Excerpted data:
□ □ □
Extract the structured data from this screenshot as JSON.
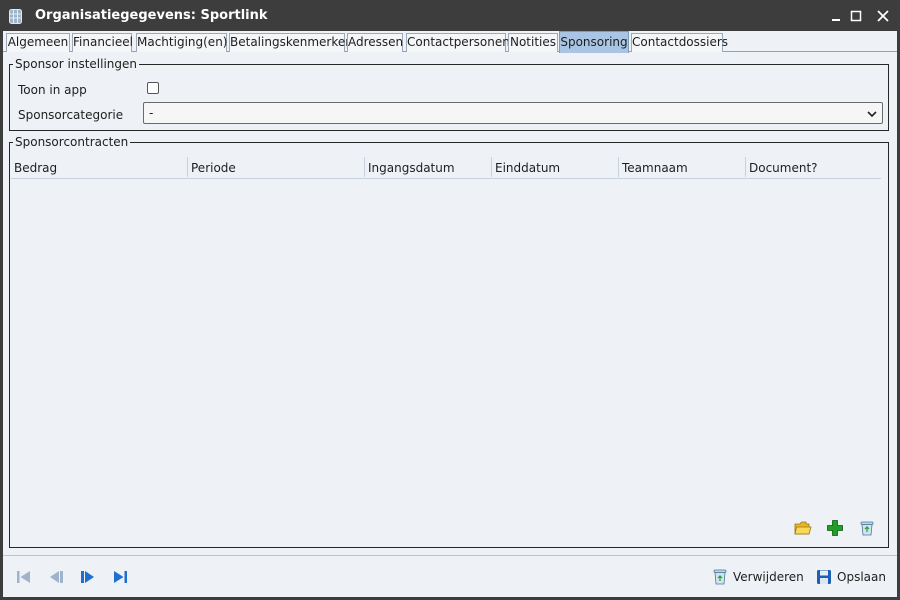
{
  "window": {
    "title": "Organisatiegegevens: Sportlink"
  },
  "tabs": [
    {
      "label": "Algemeen",
      "active": false
    },
    {
      "label": "Financieel",
      "active": false
    },
    {
      "label": "Machtiging(en)",
      "active": false
    },
    {
      "label": "Betalingskenmerken",
      "active": false
    },
    {
      "label": "Adressen",
      "active": false
    },
    {
      "label": "Contactpersonen",
      "active": false
    },
    {
      "label": "Notities",
      "active": false
    },
    {
      "label": "Sponsoring",
      "active": true
    },
    {
      "label": "Contactdossiers",
      "active": false
    }
  ],
  "settings": {
    "legend": "Sponsor instellingen",
    "show_in_app_label": "Toon in app",
    "show_in_app_checked": false,
    "category_label": "Sponsorcategorie",
    "category_value": "-"
  },
  "contracts": {
    "legend": "Sponsorcontracten",
    "columns": [
      "Bedrag",
      "Periode",
      "Ingangsdatum",
      "Einddatum",
      "Teamnaam",
      "Document?"
    ],
    "rows": []
  },
  "grid_buttons": {
    "open_icon": "folder-icon",
    "add_icon": "plus-icon",
    "delete_icon": "recycle-bin-icon"
  },
  "footer": {
    "delete_label": "Verwijderen",
    "save_label": "Opslaan"
  },
  "colors": {
    "active_tab": "#a9c5e3",
    "panel_background": "#eef2f6",
    "nav_blue": "#1f6fd1",
    "add_green": "#1f9e2a"
  }
}
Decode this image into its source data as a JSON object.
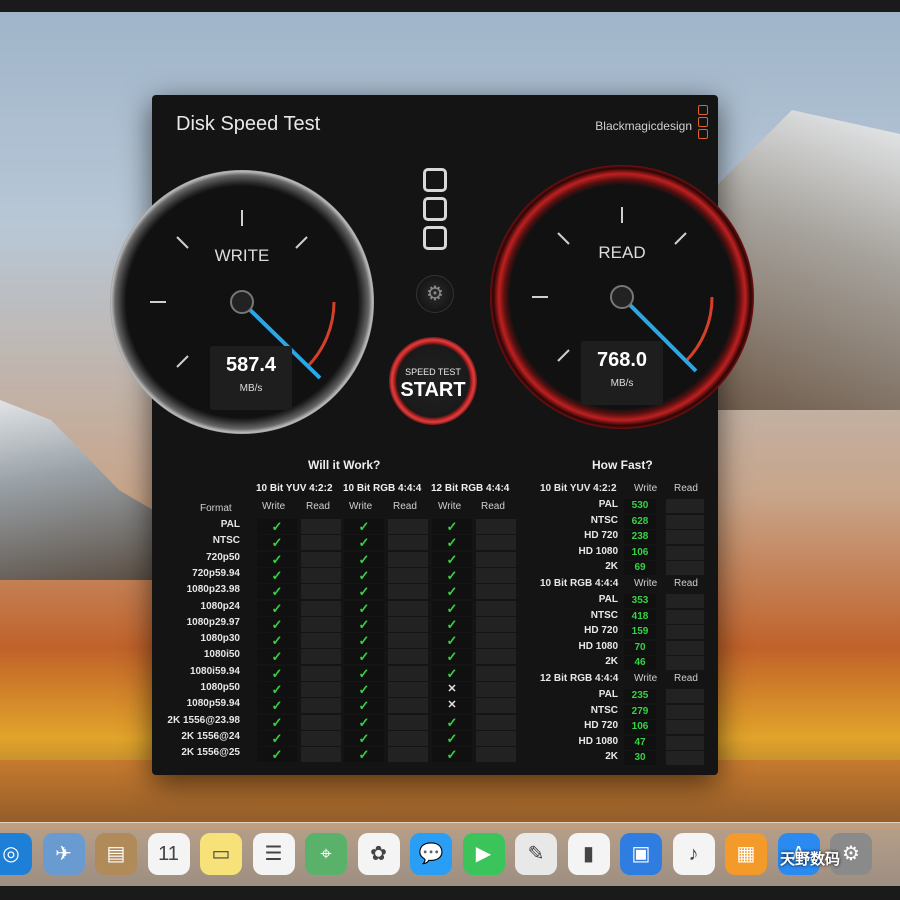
{
  "app": {
    "title": "Disk Speed Test",
    "brand": "Blackmagicdesign",
    "accent_red": "#c02020",
    "check_green": "#37d146"
  },
  "gauges": {
    "write": {
      "label": "WRITE",
      "value": "587.4",
      "unit": "MB/s"
    },
    "read": {
      "label": "READ",
      "value": "768.0",
      "unit": "MB/s"
    }
  },
  "controls": {
    "settings_icon": "gear-icon",
    "start_small": "SPEED TEST",
    "start_big": "START"
  },
  "will_it_work": {
    "title": "Will it Work?",
    "format_header": "Format",
    "groups": [
      "10 Bit YUV 4:2:2",
      "10 Bit RGB 4:4:4",
      "12 Bit RGB 4:4:4"
    ],
    "write_label": "Write",
    "read_label": "Read",
    "check": "✓",
    "cross": "✕",
    "rows": [
      {
        "format": "PAL",
        "g3": "check"
      },
      {
        "format": "NTSC",
        "g3": "check"
      },
      {
        "format": "720p50",
        "g3": "check"
      },
      {
        "format": "720p59.94",
        "g3": "check"
      },
      {
        "format": "1080p23.98",
        "g3": "check"
      },
      {
        "format": "1080p24",
        "g3": "check"
      },
      {
        "format": "1080p29.97",
        "g3": "check"
      },
      {
        "format": "1080p30",
        "g3": "check"
      },
      {
        "format": "1080i50",
        "g3": "check"
      },
      {
        "format": "1080i59.94",
        "g3": "check"
      },
      {
        "format": "1080p50",
        "g3": "cross"
      },
      {
        "format": "1080p59.94",
        "g3": "cross"
      },
      {
        "format": "2K 1556@23.98",
        "g3": "check"
      },
      {
        "format": "2K 1556@24",
        "g3": "check"
      },
      {
        "format": "2K 1556@25",
        "g3": "check"
      }
    ]
  },
  "how_fast": {
    "title": "How Fast?",
    "write_label": "Write",
    "read_label": "Read",
    "sections": [
      {
        "title": "10 Bit YUV 4:2:2",
        "rows": [
          {
            "format": "PAL",
            "write": "530"
          },
          {
            "format": "NTSC",
            "write": "628"
          },
          {
            "format": "HD 720",
            "write": "238"
          },
          {
            "format": "HD 1080",
            "write": "106"
          },
          {
            "format": "2K",
            "write": "69"
          }
        ]
      },
      {
        "title": "10 Bit RGB 4:4:4",
        "rows": [
          {
            "format": "PAL",
            "write": "353"
          },
          {
            "format": "NTSC",
            "write": "418"
          },
          {
            "format": "HD 720",
            "write": "159"
          },
          {
            "format": "HD 1080",
            "write": "70"
          },
          {
            "format": "2K",
            "write": "46"
          }
        ]
      },
      {
        "title": "12 Bit RGB 4:4:4",
        "rows": [
          {
            "format": "PAL",
            "write": "235"
          },
          {
            "format": "NTSC",
            "write": "279"
          },
          {
            "format": "HD 720",
            "write": "106"
          },
          {
            "format": "HD 1080",
            "write": "47"
          },
          {
            "format": "2K",
            "write": "30"
          }
        ]
      }
    ]
  },
  "dock": {
    "calendar_day": "11",
    "watermark": "天野数码",
    "items": [
      "safari-icon",
      "preview-icon",
      "contacts-icon",
      "calendar-icon",
      "notes-icon",
      "reminders-icon",
      "maps-icon",
      "photos-icon",
      "messages-icon",
      "facetime-icon",
      "app-icon",
      "numbers-icon",
      "keynote-icon",
      "music-icon",
      "ibooks-icon",
      "app-store-icon",
      "system-preferences-icon"
    ]
  }
}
□ □ □
Goal:
Every line of the data above should be quoted exactly. Omit the pictures.

Solution for this task:
Extract the structured data from this screenshot as JSON.
{
  "window": {
    "title": "Organisatiegegevens: Sportlink"
  },
  "tabs": [
    {
      "label": "Algemeen",
      "active": false
    },
    {
      "label": "Financieel",
      "active": false
    },
    {
      "label": "Machtiging(en)",
      "active": false
    },
    {
      "label": "Betalingskenmerken",
      "active": false
    },
    {
      "label": "Adressen",
      "active": false
    },
    {
      "label": "Contactpersonen",
      "active": false
    },
    {
      "label": "Notities",
      "active": false
    },
    {
      "label": "Sponsoring",
      "active": true
    },
    {
      "label": "Contactdossiers",
      "active": false
    }
  ],
  "settings": {
    "legend": "Sponsor instellingen",
    "show_in_app_label": "Toon in app",
    "show_in_app_checked": false,
    "category_label": "Sponsorcategorie",
    "category_value": "-"
  },
  "contracts": {
    "legend": "Sponsorcontracten",
    "columns": [
      "Bedrag",
      "Periode",
      "Ingangsdatum",
      "Einddatum",
      "Teamnaam",
      "Document?"
    ],
    "rows": []
  },
  "grid_buttons": {
    "open_icon": "folder-icon",
    "add_icon": "plus-icon",
    "delete_icon": "recycle-bin-icon"
  },
  "footer": {
    "delete_label": "Verwijderen",
    "save_label": "Opslaan"
  },
  "colors": {
    "active_tab": "#a9c5e3",
    "panel_background": "#eef2f6",
    "nav_blue": "#1f6fd1",
    "add_green": "#1f9e2a"
  }
}
Decode this image into its source data as a JSON object.
{
  "app": {
    "title": "Disk Speed Test",
    "brand": "Blackmagicdesign",
    "accent_red": "#c02020",
    "check_green": "#37d146"
  },
  "gauges": {
    "write": {
      "label": "WRITE",
      "value": "587.4",
      "unit": "MB/s"
    },
    "read": {
      "label": "READ",
      "value": "768.0",
      "unit": "MB/s"
    }
  },
  "controls": {
    "settings_icon": "gear-icon",
    "start_small": "SPEED TEST",
    "start_big": "START"
  },
  "will_it_work": {
    "title": "Will it Work?",
    "format_header": "Format",
    "groups": [
      "10 Bit YUV 4:2:2",
      "10 Bit RGB 4:4:4",
      "12 Bit RGB 4:4:4"
    ],
    "write_label": "Write",
    "read_label": "Read",
    "check": "✓",
    "cross": "✕",
    "rows": [
      {
        "format": "PAL",
        "g3": "check"
      },
      {
        "format": "NTSC",
        "g3": "check"
      },
      {
        "format": "720p50",
        "g3": "check"
      },
      {
        "format": "720p59.94",
        "g3": "check"
      },
      {
        "format": "1080p23.98",
        "g3": "check"
      },
      {
        "format": "1080p24",
        "g3": "check"
      },
      {
        "format": "1080p29.97",
        "g3": "check"
      },
      {
        "format": "1080p30",
        "g3": "check"
      },
      {
        "format": "1080i50",
        "g3": "check"
      },
      {
        "format": "1080i59.94",
        "g3": "check"
      },
      {
        "format": "1080p50",
        "g3": "cross"
      },
      {
        "format": "1080p59.94",
        "g3": "cross"
      },
      {
        "format": "2K 1556@23.98",
        "g3": "check"
      },
      {
        "format": "2K 1556@24",
        "g3": "check"
      },
      {
        "format": "2K 1556@25",
        "g3": "check"
      }
    ]
  },
  "how_fast": {
    "title": "How Fast?",
    "write_label": "Write",
    "read_label": "Read",
    "sections": [
      {
        "title": "10 Bit YUV 4:2:2",
        "rows": [
          {
            "format": "PAL",
            "write": "530"
          },
          {
            "format": "NTSC",
            "write": "628"
          },
          {
            "format": "HD 720",
            "write": "238"
          },
          {
            "format": "HD 1080",
            "write": "106"
          },
          {
            "format": "2K",
            "write": "69"
          }
        ]
      },
      {
        "title": "10 Bit RGB 4:4:4",
        "rows": [
          {
            "format": "PAL",
            "write": "353"
          },
          {
            "format": "NTSC",
            "write": "418"
          },
          {
            "format": "HD 720",
            "write": "159"
          },
          {
            "format": "HD 1080",
            "write": "70"
          },
          {
            "format": "2K",
            "write": "46"
          }
        ]
      },
      {
        "title": "12 Bit RGB 4:4:4",
        "rows": [
          {
            "format": "PAL",
            "write": "235"
          },
          {
            "format": "NTSC",
            "write": "279"
          },
          {
            "format": "HD 720",
            "write": "106"
          },
          {
            "format": "HD 1080",
            "write": "47"
          },
          {
            "format": "2K",
            "write": "30"
          }
        ]
      }
    ]
  },
  "dock": {
    "calendar_day": "11",
    "watermark": "天野数码",
    "items": [
      "safari-icon",
      "preview-icon",
      "contacts-icon",
      "calendar-icon",
      "notes-icon",
      "reminders-icon",
      "maps-icon",
      "photos-icon",
      "messages-icon",
      "facetime-icon",
      "app-icon",
      "numbers-icon",
      "keynote-icon",
      "music-icon",
      "ibooks-icon",
      "app-store-icon",
      "system-preferences-icon"
    ]
  }
}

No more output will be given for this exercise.